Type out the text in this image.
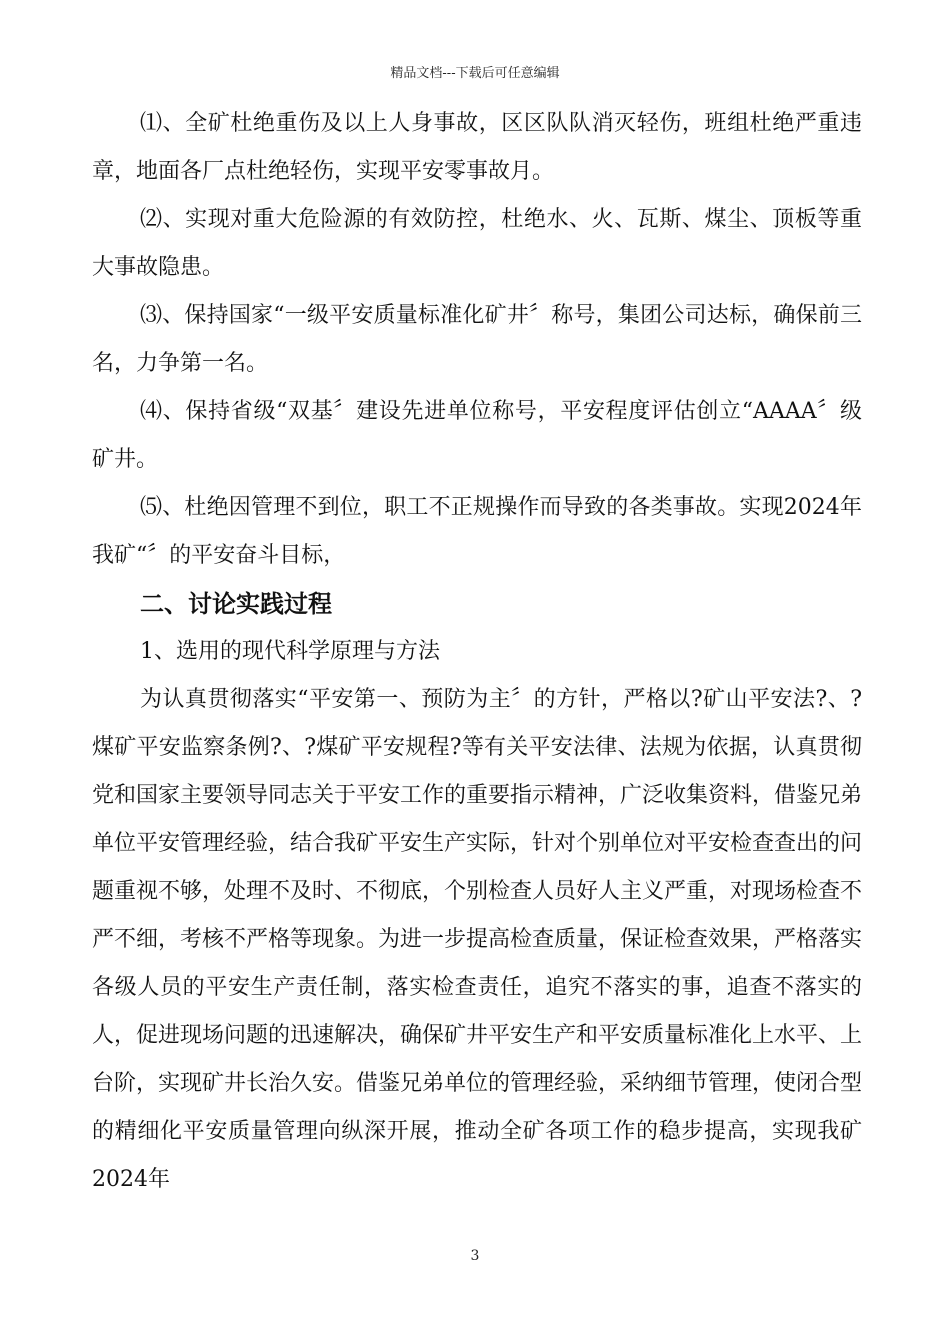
精品文档---下载后可任意编辑

⑴、全矿杜绝重伤及以上人身事故，区区队队消灭轻伤，班组杜绝严重违章，地面各厂点杜绝轻伤，实现平安零事故月。

⑵、实现对重大危险源的有效防控，杜绝水、火、瓦斯、煤尘、顶板等重大事故隐患。

⑶、保持国家“一级平安质量标准化矿井〞称号，集团公司达标，确保前三名，力争第一名。

⑷、保持省级“双基〞建设先进单位称号，平安程度评估创立“AAAA〞级矿井。

⑸、杜绝因管理不到位，职工不正规操作而导致的各类事故。实现2024年我矿“〞的平安奋斗目标，

二、讨论实践过程

1、选用的现代科学原理与方法

为认真贯彻落实“平安第一、预防为主〞的方针，严格以?矿山平安法?、?煤矿平安监察条例?、?煤矿平安规程?等有关平安法律、法规为依据，认真贯彻党和国家主要领导同志关于平安工作的重要指示精神，广泛收集资料，借鉴兄弟单位平安管理经验，结合我矿平安生产实际，针对个别单位对平安检查查出的问题重视不够，处理不及时、不彻底，个别检查人员好人主义严重，对现场检查不严不细，考核不严格等现象。为进一步提高检查质量，保证检查效果，严格落实各级人员的平安生产责任制，落实检查责任，追究不落实的事，追查不落实的人，促进现场问题的迅速解决，确保矿井平安生产和平安质量标准化上水平、上台阶，实现矿井长治久安。借鉴兄弟单位的管理经验，采纳细节管理，使闭合型的精细化平安质量管理向纵深开展，推动全矿各项工作的稳步提高，实现我矿2024年

3
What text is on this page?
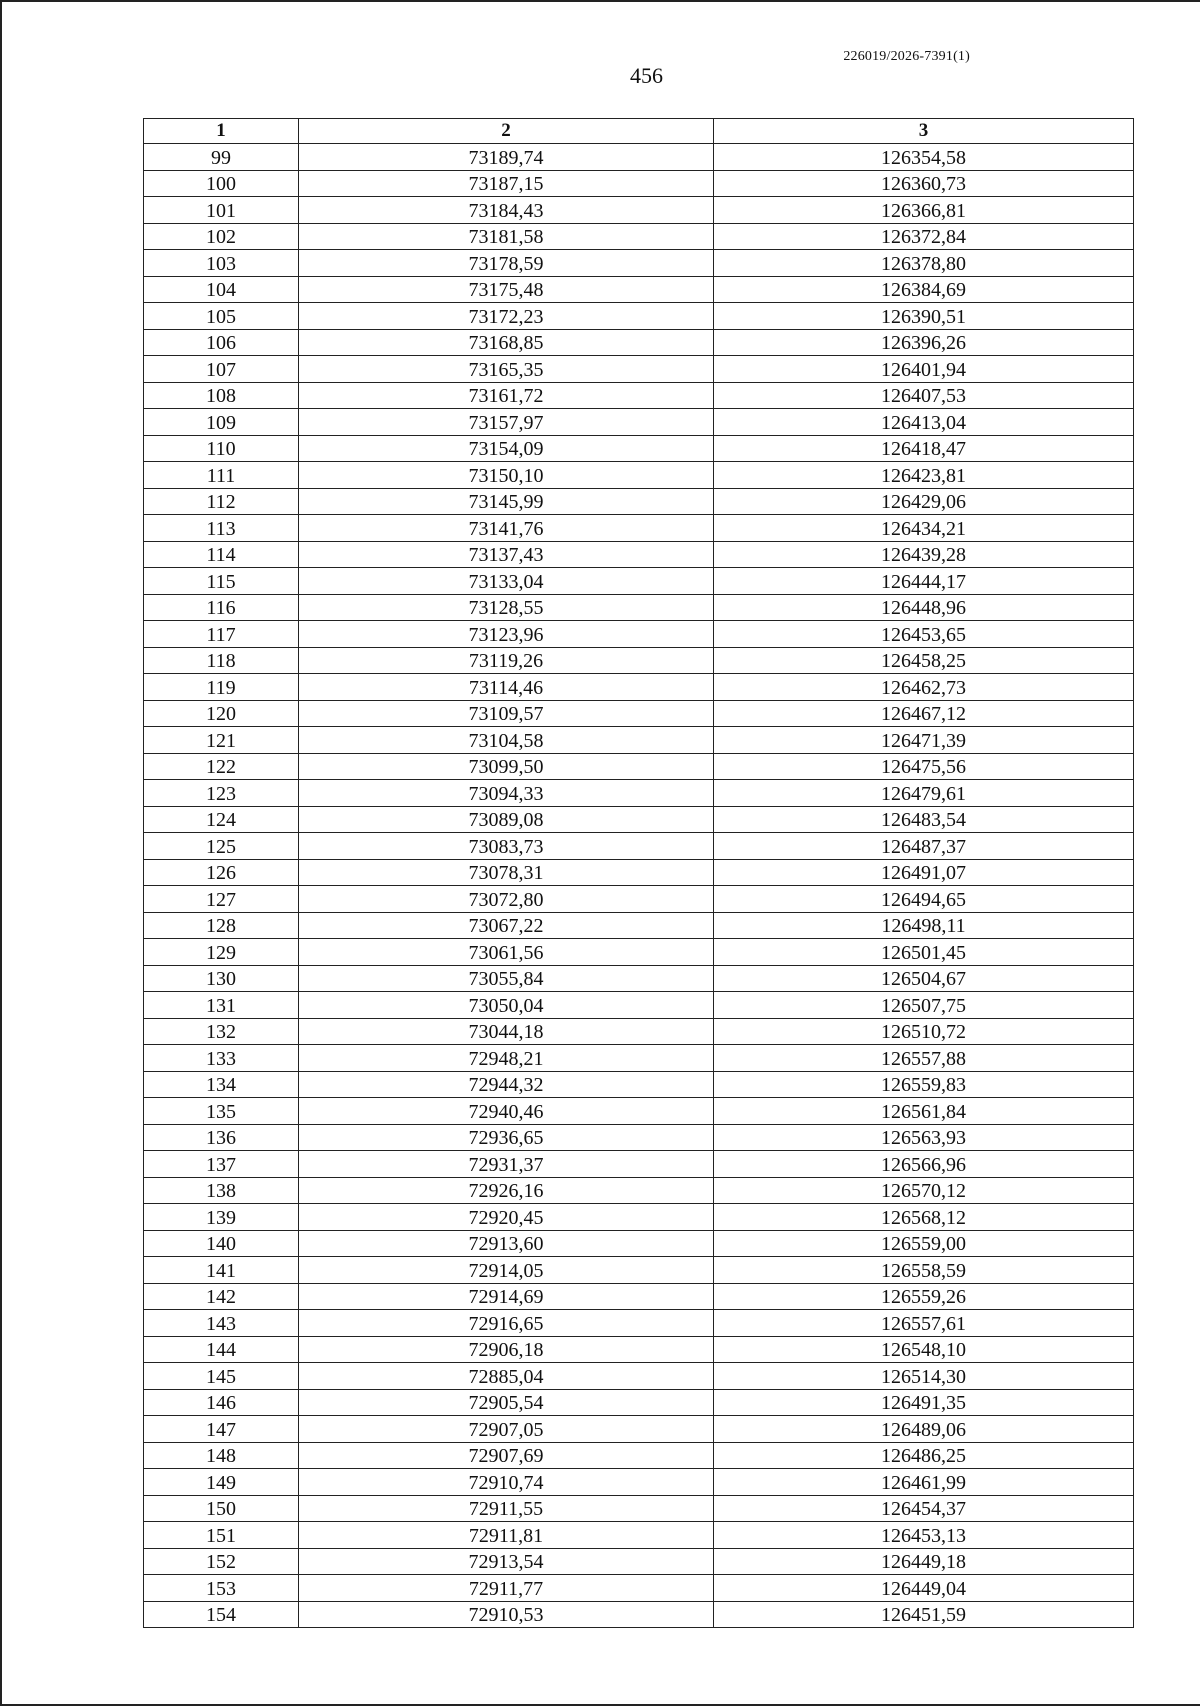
226019/2026-7391(1)
456
1	2	3
99	73189,74	126354,58
100	73187,15	126360,73
101	73184,43	126366,81
102	73181,58	126372,84
103	73178,59	126378,80
104	73175,48	126384,69
105	73172,23	126390,51
106	73168,85	126396,26
107	73165,35	126401,94
108	73161,72	126407,53
109	73157,97	126413,04
110	73154,09	126418,47
111	73150,10	126423,81
112	73145,99	126429,06
113	73141,76	126434,21
114	73137,43	126439,28
115	73133,04	126444,17
116	73128,55	126448,96
117	73123,96	126453,65
118	73119,26	126458,25
119	73114,46	126462,73
120	73109,57	126467,12
121	73104,58	126471,39
122	73099,50	126475,56
123	73094,33	126479,61
124	73089,08	126483,54
125	73083,73	126487,37
126	73078,31	126491,07
127	73072,80	126494,65
128	73067,22	126498,11
129	73061,56	126501,45
130	73055,84	126504,67
131	73050,04	126507,75
132	73044,18	126510,72
133	72948,21	126557,88
134	72944,32	126559,83
135	72940,46	126561,84
136	72936,65	126563,93
137	72931,37	126566,96
138	72926,16	126570,12
139	72920,45	126568,12
140	72913,60	126559,00
141	72914,05	126558,59
142	72914,69	126559,26
143	72916,65	126557,61
144	72906,18	126548,10
145	72885,04	126514,30
146	72905,54	126491,35
147	72907,05	126489,06
148	72907,69	126486,25
149	72910,74	126461,99
150	72911,55	126454,37
151	72911,81	126453,13
152	72913,54	126449,18
153	72911,77	126449,04
154	72910,53	126451,59
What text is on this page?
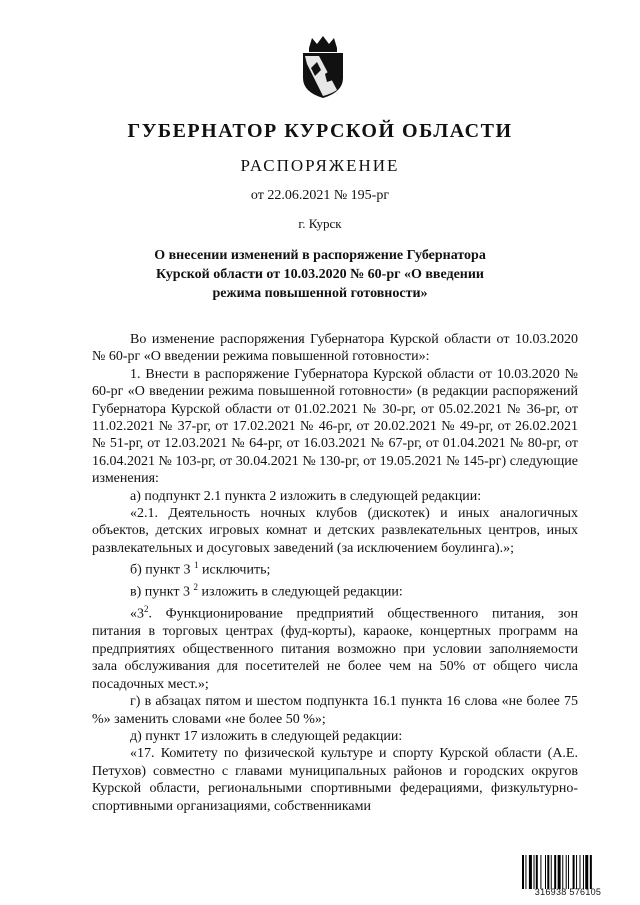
ГУБЕРНАТОР КУРСКОЙ ОБЛАСТИ
РАСПОРЯЖЕНИЕ
от 22.06.2021 № 195-рг
г. Курск
О внесении изменений в распоряжение Губернатора
Курской области от 10.03.2020 № 60-рг «О введении
режима повышенной готовности»

Во изменение распоряжения Губернатора Курской области от 10.03.2020 № 60-рг «О введении режима повышенной готовности»:

1. Внести в распоряжение Губернатора Курской области от 10.03.2020 № 60-рг «О введении режима повышенной готовности» (в редакции распоряжений Губернатора Курской области от 01.02.2021 № 30-рг, от 05.02.2021 № 36-рг, от 11.02.2021 № 37-рг, от 17.02.2021 № 46-рг, от 20.02.2021 № 49-рг, от 26.02.2021 № 51-рг, от 12.03.2021 № 64-рг, от 16.03.2021 № 67-рг, от 01.04.2021 № 80-рг, от 16.04.2021 № 103-рг, от 30.04.2021 № 130-рг, от 19.05.2021 № 145-рг) следующие изменения:

а) подпункт 2.1 пункта 2 изложить в следующей редакции:

«2.1. Деятельность ночных клубов (дискотек) и иных аналогичных объектов, детских игровых комнат и детских развлекательных центров, иных развлекательных и досуговых заведений (за исключением боулинга).»;

б) пункт 3 $^1$ исключить;

в) пункт 3 $^2$ изложить в следующей редакции:

«$3^2$. Функционирование предприятий общественного питания, зон питания в торговых центрах (фуд-корты), караоке, концертных программ на предприятиях общественного питания возможно при условии заполняемости зала обслуживания для посетителей не более чем на 50% от общего числа посадочных мест.»;

г) в абзацах пятом и шестом подпункта 16.1 пункта 16 слова «не более 75 %» заменить словами «не более 50 %»;

д) пункт 17 изложить в следующей редакции:

«17. Комитету по физической культуре и спорту Курской области (А.Е. Петухов) совместно с главами муниципальных районов и городских округов Курской области, региональными спортивными федерациями, физкультурно-спортивными организациями, собственниками

316938 576105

+===+

### Directions
Can you restate all the records above word for word while dropping the pictures?

### Correct result
Type out the text in this image.
精品文档---下载后可任意编辑

⑴、全矿杜绝重伤及以上人身事故，区区队队消灭轻伤，班组杜绝严重违章，地面各厂点杜绝轻伤，实现平安零事故月。

⑵、实现对重大危险源的有效防控，杜绝水、火、瓦斯、煤尘、顶板等重大事故隐患。

⑶、保持国家“一级平安质量标准化矿井〞称号，集团公司达标，确保前三名，力争第一名。

⑷、保持省级“双基〞建设先进单位称号，平安程度评估创立“AAAA〞级矿井。

⑸、杜绝因管理不到位，职工不正规操作而导致的各类事故。实现2024年我矿“〞的平安奋斗目标，

二、讨论实践过程

1、选用的现代科学原理与方法

为认真贯彻落实“平安第一、预防为主〞的方针，严格以?矿山平安法?、?煤矿平安监察条例?、?煤矿平安规程?等有关平安法律、法规为依据，认真贯彻党和国家主要领导同志关于平安工作的重要指示精神，广泛收集资料，借鉴兄弟单位平安管理经验，结合我矿平安生产实际，针对个别单位对平安检查查出的问题重视不够，处理不及时、不彻底，个别检查人员好人主义严重，对现场检查不严不细，考核不严格等现象。为进一步提高检查质量，保证检查效果，严格落实各级人员的平安生产责任制，落实检查责任，追究不落实的事，追查不落实的人，促进现场问题的迅速解决，确保矿井平安生产和平安质量标准化上水平、上台阶，实现矿井长治久安。借鉴兄弟单位的管理经验，采纳细节管理，使闭合型的精细化平安质量管理向纵深开展，推动全矿各项工作的稳步提高，实现我矿2024年

3
What text is on this page?
226019/2026-7391(1)
456
1	2	3
99	73189,74	126354,58
100	73187,15	126360,73
101	73184,43	126366,81
102	73181,58	126372,84
103	73178,59	126378,80
104	73175,48	126384,69
105	73172,23	126390,51
106	73168,85	126396,26
107	73165,35	126401,94
108	73161,72	126407,53
109	73157,97	126413,04
110	73154,09	126418,47
111	73150,10	126423,81
112	73145,99	126429,06
113	73141,76	126434,21
114	73137,43	126439,28
115	73133,04	126444,17
116	73128,55	126448,96
117	73123,96	126453,65
118	73119,26	126458,25
119	73114,46	126462,73
120	73109,57	126467,12
121	73104,58	126471,39
122	73099,50	126475,56
123	73094,33	126479,61
124	73089,08	126483,54
125	73083,73	126487,37
126	73078,31	126491,07
127	73072,80	126494,65
128	73067,22	126498,11
129	73061,56	126501,45
130	73055,84	126504,67
131	73050,04	126507,75
132	73044,18	126510,72
133	72948,21	126557,88
134	72944,32	126559,83
135	72940,46	126561,84
136	72936,65	126563,93
137	72931,37	126566,96
138	72926,16	126570,12
139	72920,45	126568,12
140	72913,60	126559,00
141	72914,05	126558,59
142	72914,69	126559,26
143	72916,65	126557,61
144	72906,18	126548,10
145	72885,04	126514,30
146	72905,54	126491,35
147	72907,05	126489,06
148	72907,69	126486,25
149	72910,74	126461,99
150	72911,55	126454,37
151	72911,81	126453,13
152	72913,54	126449,18
153	72911,77	126449,04
154	72910,53	126451,59
What text is on this page?
ГУБЕРНАТОР КУРСКОЙ ОБЛАСТИ
РАСПОРЯЖЕНИЕ
от 22.06.2021 № 195-рг
г. Курск
О внесении изменений в распоряжение Губернатора
Курской области от 10.03.2020 № 60-рг «О введении
режима повышенной готовности»

Во изменение распоряжения Губернатора Курской области от 10.03.2020 № 60-рг «О введении режима повышенной готовности»:

1. Внести в распоряжение Губернатора Курской области от 10.03.2020 № 60-рг «О введении режима повышенной готовности» (в редакции распоряжений Губернатора Курской области от 01.02.2021 № 30-рг, от 05.02.2021 № 36-рг, от 11.02.2021 № 37-рг, от 17.02.2021 № 46-рг, от 20.02.2021 № 49-рг, от 26.02.2021 № 51-рг, от 12.03.2021 № 64-рг, от 16.03.2021 № 67-рг, от 01.04.2021 № 80-рг, от 16.04.2021 № 103-рг, от 30.04.2021 № 130-рг, от 19.05.2021 № 145-рг) следующие изменения:

а) подпункт 2.1 пункта 2 изложить в следующей редакции:

«2.1. Деятельность ночных клубов (дискотек) и иных аналогичных объектов, детских игровых комнат и детских развлекательных центров, иных развлекательных и досуговых заведений (за исключением боулинга).»;

б) пункт 3 $^1$ исключить;

в) пункт 3 $^2$ изложить в следующей редакции:

«$3^2$. Функционирование предприятий общественного питания, зон питания в торговых центрах (фуд-корты), караоке, концертных программ на предприятиях общественного питания возможно при условии заполняемости зала обслуживания для посетителей не более чем на 50% от общего числа посадочных мест.»;

г) в абзацах пятом и шестом подпункта 16.1 пункта 16 слова «не более 75 %» заменить словами «не более 50 %»;

д) пункт 17 изложить в следующей редакции:

«17. Комитету по физической культуре и спорту Курской области (А.Е. Петухов) совместно с главами муниципальных районов и городских округов Курской области, региональными спортивными федерациями, физкультурно-спортивными организациями, собственниками

316938 576105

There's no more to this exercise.